▶ **WHAT YOU ARE ASKED TO DO**
Across the data below, how many lines hold "pillugu"? Answer with that number and nothing else.
-- BEGIN RECORDS FOR THE TASK --
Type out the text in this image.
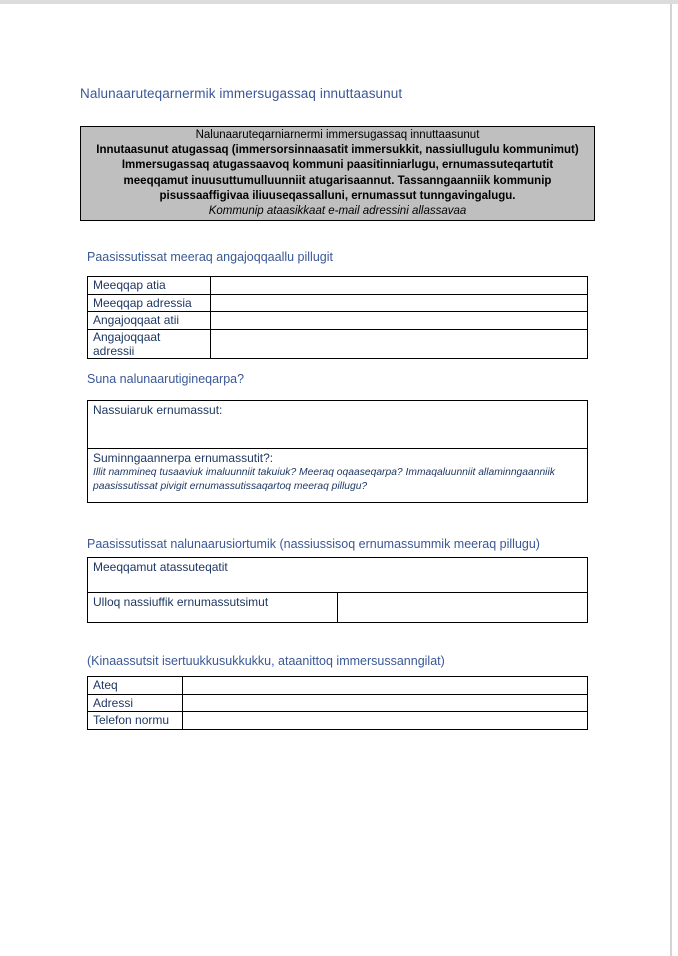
Nalunaaruteqarnermik immersugassaq innuttaasunut
Nalunaaruteqarniarnermi immersugassaq innuttaasunut
Innutaasunut atugassaq (immersorsinnaasatit immersukkit, nassiullugulu kommunimut)
Immersugassaq atugassaavoq kommuni paasitinniarlugu, ernumassuteqartutit meeqqamut inuusuttumulluunniit atugarisaannut. Tassanngaanniik kommunip pisussaaffigivaa iliuuseqassalluni, ernumassut tunngavingalugu.
Kommunip ataasikkaat e-mail adressini allassavaa
Paasissutissat meeraq angajoqqaallu pillugit
Meeqqap atia	
Meeqqap adressia	
Angajoqqaat atii	
Angajoqqaat adressii	
Suna nalunaarutigineqarpa?
Nassuiaruk ernumassut:

Suminngaannerpa ernumassutit?:
Illit nammineq tusaaviuk imaluunniit takuiuk? Meeraq oqaaseqarpa? Immaqaluunniit allaminngaanniik paasissutissat pivigit ernumassutissaqartoq meeraq pillugu?
Paasissutissat nalunaarusiortumik (nassiussisoq ernumassummik meeraq pillugu)
Meeqqamut atassuteqatit
Ulloq nassiuffik ernumassutsimut	
(Kinaassutsit isertuukkusukkukku, ataanittoq immersussanngilat)
Ateq	
Adressi	
Telefon normu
-- END RECORDS FOR THE TASK --
▶ **THE COMPLETED TASK**
2